----- Data -----

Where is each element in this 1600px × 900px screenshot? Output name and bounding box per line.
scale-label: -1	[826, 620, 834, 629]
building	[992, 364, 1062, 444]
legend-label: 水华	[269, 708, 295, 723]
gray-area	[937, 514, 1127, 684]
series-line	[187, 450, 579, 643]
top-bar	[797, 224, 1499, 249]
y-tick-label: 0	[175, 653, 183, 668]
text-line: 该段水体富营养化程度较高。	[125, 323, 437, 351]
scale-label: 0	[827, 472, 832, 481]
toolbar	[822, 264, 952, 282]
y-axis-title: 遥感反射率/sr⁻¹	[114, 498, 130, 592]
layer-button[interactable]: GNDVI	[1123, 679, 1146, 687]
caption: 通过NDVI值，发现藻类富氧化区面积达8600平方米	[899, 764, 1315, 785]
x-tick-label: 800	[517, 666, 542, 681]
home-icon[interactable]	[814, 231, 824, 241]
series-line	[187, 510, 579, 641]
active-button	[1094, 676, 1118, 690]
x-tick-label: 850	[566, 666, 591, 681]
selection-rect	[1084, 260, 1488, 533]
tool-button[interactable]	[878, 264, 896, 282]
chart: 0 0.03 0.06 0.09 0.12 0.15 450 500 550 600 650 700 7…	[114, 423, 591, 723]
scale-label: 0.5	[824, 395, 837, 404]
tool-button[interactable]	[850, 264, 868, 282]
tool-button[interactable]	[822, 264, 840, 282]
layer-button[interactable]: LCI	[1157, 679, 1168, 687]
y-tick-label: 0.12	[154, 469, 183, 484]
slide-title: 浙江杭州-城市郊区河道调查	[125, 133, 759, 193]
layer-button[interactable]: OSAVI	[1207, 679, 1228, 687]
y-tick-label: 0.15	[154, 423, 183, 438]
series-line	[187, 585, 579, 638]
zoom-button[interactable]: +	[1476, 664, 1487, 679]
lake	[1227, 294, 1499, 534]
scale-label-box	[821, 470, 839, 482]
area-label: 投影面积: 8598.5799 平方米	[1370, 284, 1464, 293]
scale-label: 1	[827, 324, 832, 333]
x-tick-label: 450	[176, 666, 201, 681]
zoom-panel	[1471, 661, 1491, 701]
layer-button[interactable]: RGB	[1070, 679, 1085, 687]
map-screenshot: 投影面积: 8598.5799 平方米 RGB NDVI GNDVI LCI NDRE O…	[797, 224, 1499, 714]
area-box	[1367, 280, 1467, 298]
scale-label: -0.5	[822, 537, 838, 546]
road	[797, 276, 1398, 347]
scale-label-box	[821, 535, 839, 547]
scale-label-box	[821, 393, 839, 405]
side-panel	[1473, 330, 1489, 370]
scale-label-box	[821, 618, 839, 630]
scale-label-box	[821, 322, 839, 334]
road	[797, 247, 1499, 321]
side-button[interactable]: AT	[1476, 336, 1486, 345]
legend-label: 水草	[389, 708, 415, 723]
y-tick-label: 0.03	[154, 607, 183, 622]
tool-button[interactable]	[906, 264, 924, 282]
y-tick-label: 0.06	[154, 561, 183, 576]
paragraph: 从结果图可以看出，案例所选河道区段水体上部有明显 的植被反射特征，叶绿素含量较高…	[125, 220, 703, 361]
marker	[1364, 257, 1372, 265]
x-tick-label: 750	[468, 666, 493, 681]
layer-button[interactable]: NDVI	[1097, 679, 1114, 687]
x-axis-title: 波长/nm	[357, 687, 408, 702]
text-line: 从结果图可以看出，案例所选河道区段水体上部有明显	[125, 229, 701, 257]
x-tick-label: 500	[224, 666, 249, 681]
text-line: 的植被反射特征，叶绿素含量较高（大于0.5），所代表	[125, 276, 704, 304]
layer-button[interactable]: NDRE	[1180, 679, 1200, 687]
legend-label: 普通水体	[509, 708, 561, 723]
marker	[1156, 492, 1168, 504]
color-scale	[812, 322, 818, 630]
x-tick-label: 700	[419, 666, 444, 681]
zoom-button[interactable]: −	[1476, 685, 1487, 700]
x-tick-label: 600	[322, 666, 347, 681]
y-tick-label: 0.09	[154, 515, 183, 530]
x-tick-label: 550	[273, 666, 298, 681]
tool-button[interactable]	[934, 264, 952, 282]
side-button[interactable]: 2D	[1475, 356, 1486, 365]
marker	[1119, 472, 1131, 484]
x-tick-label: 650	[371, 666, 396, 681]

-----

#### Do this:
Please copy all of the records above line for line, with no changes.

#### Solution for this task:
Where is each element in this 1600px × 900px screenshot? Output name and bounding box per line.
scale-label: -1	[826, 620, 834, 629]
building	[992, 364, 1062, 444]
legend-label: 水华	[269, 708, 295, 723]
gray-area	[937, 514, 1127, 684]
series-line	[187, 450, 579, 643]
top-bar	[797, 224, 1499, 249]
y-tick-label: 0	[175, 653, 183, 668]
text-line: 该段水体富营养化程度较高。	[125, 323, 437, 351]
scale-label: 0	[827, 472, 832, 481]
toolbar	[822, 264, 952, 282]
y-axis-title: 遥感反射率/sr⁻¹	[114, 498, 130, 592]
layer-button[interactable]: GNDVI	[1123, 679, 1146, 687]
caption: 通过NDVI值，发现藻类富氧化区面积达8600平方米	[899, 764, 1315, 785]
x-tick-label: 800	[517, 666, 542, 681]
home-icon[interactable]	[814, 231, 824, 241]
series-line	[187, 510, 579, 641]
active-button	[1094, 676, 1118, 690]
x-tick-label: 850	[566, 666, 591, 681]
selection-rect	[1084, 260, 1488, 533]
tool-button[interactable]	[878, 264, 896, 282]
chart: 0 0.03 0.06 0.09 0.12 0.15 450 500 550 600 650 700 7…	[114, 423, 591, 723]
scale-label: 0.5	[824, 395, 837, 404]
tool-button[interactable]	[850, 264, 868, 282]
tool-button[interactable]	[822, 264, 840, 282]
layer-button[interactable]: LCI	[1157, 679, 1168, 687]
y-tick-label: 0.12	[154, 469, 183, 484]
slide-title: 浙江杭州-城市郊区河道调查	[125, 133, 759, 193]
layer-button[interactable]: OSAVI	[1207, 679, 1228, 687]
y-tick-label: 0.15	[154, 423, 183, 438]
series-line	[187, 585, 579, 638]
zoom-button[interactable]: +	[1476, 664, 1487, 679]
lake	[1227, 294, 1499, 534]
scale-label-box	[821, 470, 839, 482]
area-label: 投影面积: 8598.5799 平方米	[1370, 284, 1464, 293]
scale-label: 1	[827, 324, 832, 333]
x-tick-label: 450	[176, 666, 201, 681]
zoom-panel	[1471, 661, 1491, 701]
layer-button[interactable]: RGB	[1070, 679, 1085, 687]
map-screenshot: 投影面积: 8598.5799 平方米 RGB NDVI GNDVI LCI NDRE O…	[797, 224, 1499, 714]
area-box	[1367, 280, 1467, 298]
scale-label: -0.5	[822, 537, 838, 546]
road	[797, 276, 1398, 347]
scale-label-box	[821, 535, 839, 547]
scale-label-box	[821, 393, 839, 405]
side-panel	[1473, 330, 1489, 370]
scale-label-box	[821, 618, 839, 630]
scale-label-box	[821, 322, 839, 334]
road	[797, 247, 1499, 321]
side-button[interactable]: AT	[1476, 336, 1486, 345]
legend-label: 水草	[389, 708, 415, 723]
y-tick-label: 0.03	[154, 607, 183, 622]
tool-button[interactable]	[906, 264, 924, 282]
y-tick-label: 0.06	[154, 561, 183, 576]
paragraph: 从结果图可以看出，案例所选河道区段水体上部有明显 的植被反射特征，叶绿素含量较高…	[125, 220, 703, 361]
marker	[1364, 257, 1372, 265]
x-tick-label: 750	[468, 666, 493, 681]
layer-button[interactable]: NDVI	[1097, 679, 1114, 687]
x-axis-title: 波长/nm	[357, 687, 408, 702]
text-line: 从结果图可以看出，案例所选河道区段水体上部有明显	[125, 229, 701, 257]
x-tick-label: 500	[224, 666, 249, 681]
text-line: 的植被反射特征，叶绿素含量较高（大于0.5），所代表	[125, 276, 704, 304]
layer-button[interactable]: NDRE	[1180, 679, 1200, 687]
legend-label: 普通水体	[509, 708, 561, 723]
marker	[1156, 492, 1168, 504]
color-scale	[812, 322, 818, 630]
x-tick-label: 700	[419, 666, 444, 681]
zoom-button[interactable]: −	[1476, 685, 1487, 700]
x-tick-label: 600	[322, 666, 347, 681]
y-tick-label: 0.09	[154, 515, 183, 530]
x-tick-label: 550	[273, 666, 298, 681]
tool-button[interactable]	[934, 264, 952, 282]
side-button[interactable]: 2D	[1475, 356, 1486, 365]
marker	[1119, 472, 1131, 484]
x-tick-label: 650	[371, 666, 396, 681]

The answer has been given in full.